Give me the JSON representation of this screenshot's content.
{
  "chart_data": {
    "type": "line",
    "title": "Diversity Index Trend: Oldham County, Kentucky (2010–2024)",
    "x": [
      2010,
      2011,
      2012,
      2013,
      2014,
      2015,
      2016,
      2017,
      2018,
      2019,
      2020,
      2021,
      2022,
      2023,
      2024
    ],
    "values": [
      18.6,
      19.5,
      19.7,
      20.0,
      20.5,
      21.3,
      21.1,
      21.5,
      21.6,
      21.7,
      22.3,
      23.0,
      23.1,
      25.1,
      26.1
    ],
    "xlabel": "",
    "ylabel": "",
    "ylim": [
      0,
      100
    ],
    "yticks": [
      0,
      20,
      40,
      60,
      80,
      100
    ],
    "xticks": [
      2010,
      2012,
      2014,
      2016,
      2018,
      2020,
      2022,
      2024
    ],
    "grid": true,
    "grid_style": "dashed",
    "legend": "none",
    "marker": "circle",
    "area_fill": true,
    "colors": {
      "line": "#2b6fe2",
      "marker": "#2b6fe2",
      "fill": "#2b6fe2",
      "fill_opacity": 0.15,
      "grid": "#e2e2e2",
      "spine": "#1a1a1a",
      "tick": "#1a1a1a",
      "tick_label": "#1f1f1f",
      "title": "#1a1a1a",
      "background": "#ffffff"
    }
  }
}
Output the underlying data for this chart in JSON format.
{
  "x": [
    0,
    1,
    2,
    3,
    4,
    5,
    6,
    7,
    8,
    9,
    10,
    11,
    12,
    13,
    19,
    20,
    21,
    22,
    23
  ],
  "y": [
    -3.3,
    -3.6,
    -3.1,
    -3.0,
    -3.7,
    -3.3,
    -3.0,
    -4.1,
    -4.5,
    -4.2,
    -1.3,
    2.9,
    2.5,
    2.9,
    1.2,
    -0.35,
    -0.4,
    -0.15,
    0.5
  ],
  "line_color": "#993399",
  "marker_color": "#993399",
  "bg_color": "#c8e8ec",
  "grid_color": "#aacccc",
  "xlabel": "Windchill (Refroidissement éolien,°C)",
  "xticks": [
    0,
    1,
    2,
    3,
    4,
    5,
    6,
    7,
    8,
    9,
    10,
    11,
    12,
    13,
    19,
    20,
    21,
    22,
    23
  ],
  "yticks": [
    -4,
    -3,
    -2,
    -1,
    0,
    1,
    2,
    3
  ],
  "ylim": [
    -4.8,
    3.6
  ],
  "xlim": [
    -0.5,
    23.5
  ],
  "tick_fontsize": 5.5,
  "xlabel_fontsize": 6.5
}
□ □ □ □
* **Task details**: Only the lines from the one with "Output the underlying" through the end of the material are wanted; copy them exactly, both ends included.

* **Finished exercise**:
Output the underlying data for this chart in JSON format.
{
  "x": [
    0,
    1,
    2,
    3,
    4,
    5,
    6,
    7,
    8,
    9,
    10,
    11,
    12,
    13,
    19,
    20,
    21,
    22,
    23
  ],
  "y": [
    -3.3,
    -3.6,
    -3.1,
    -3.0,
    -3.7,
    -3.3,
    -3.0,
    -4.1,
    -4.5,
    -4.2,
    -1.3,
    2.9,
    2.5,
    2.9,
    1.2,
    -0.35,
    -0.4,
    -0.15,
    0.5
  ],
  "line_color": "#993399",
  "marker_color": "#993399",
  "bg_color": "#c8e8ec",
  "grid_color": "#aacccc",
  "xlabel": "Windchill (Refroidissement éolien,°C)",
  "xticks": [
    0,
    1,
    2,
    3,
    4,
    5,
    6,
    7,
    8,
    9,
    10,
    11,
    12,
    13,
    19,
    20,
    21,
    22,
    23
  ],
  "yticks": [
    -4,
    -3,
    -2,
    -1,
    0,
    1,
    2,
    3
  ],
  "ylim": [
    -4.8,
    3.6
  ],
  "xlim": [
    -0.5,
    23.5
  ],
  "tick_fontsize": 5.5,
  "xlabel_fontsize": 6.5
}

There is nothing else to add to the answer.